[Some records]

((

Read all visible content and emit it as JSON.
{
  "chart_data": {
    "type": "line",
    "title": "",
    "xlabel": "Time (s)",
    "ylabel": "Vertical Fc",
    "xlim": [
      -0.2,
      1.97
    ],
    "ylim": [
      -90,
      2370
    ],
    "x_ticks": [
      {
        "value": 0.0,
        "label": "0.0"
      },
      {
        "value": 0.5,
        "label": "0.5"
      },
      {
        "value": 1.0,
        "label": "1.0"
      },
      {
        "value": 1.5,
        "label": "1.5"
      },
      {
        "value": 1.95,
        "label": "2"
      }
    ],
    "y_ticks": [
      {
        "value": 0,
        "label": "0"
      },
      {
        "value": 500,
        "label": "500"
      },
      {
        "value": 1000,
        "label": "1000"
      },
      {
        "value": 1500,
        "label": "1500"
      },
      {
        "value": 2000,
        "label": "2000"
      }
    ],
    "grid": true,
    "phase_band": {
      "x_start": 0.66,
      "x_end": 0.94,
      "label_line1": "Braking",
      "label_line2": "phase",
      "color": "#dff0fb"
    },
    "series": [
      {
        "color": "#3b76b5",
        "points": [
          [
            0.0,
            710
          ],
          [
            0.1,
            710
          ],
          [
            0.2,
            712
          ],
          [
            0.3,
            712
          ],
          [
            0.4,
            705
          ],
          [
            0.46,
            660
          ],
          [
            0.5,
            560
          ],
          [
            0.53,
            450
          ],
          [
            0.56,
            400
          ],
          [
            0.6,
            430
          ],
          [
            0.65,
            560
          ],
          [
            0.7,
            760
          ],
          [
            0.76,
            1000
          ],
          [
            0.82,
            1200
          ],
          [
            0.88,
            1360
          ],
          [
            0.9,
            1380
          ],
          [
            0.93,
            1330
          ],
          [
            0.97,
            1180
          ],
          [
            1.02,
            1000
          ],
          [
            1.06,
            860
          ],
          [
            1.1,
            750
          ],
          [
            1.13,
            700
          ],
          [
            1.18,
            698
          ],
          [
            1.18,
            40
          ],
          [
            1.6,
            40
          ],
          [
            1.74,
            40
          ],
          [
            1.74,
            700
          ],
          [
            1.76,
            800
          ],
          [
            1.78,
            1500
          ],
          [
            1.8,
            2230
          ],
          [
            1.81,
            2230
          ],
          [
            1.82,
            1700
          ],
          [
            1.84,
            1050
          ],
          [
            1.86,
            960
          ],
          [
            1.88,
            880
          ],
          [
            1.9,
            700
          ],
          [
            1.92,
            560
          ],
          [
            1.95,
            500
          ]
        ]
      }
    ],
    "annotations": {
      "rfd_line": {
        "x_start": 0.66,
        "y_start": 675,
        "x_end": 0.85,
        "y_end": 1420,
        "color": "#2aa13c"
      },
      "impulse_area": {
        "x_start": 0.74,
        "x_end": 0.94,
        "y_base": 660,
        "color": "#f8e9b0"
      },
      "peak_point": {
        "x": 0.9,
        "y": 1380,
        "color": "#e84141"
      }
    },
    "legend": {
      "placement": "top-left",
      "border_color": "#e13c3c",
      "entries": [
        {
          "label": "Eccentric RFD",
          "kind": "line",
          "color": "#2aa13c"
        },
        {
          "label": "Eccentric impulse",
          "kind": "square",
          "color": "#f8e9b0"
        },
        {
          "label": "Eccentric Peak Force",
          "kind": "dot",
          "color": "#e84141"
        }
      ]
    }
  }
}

))

_Stated task:_ In the entries above, find each line with the string "Eccentric" and copy it.

_Task answer:_
          "label": "Eccentric RFD",
          "label": "Eccentric impulse",
          "label": "Eccentric Peak Force",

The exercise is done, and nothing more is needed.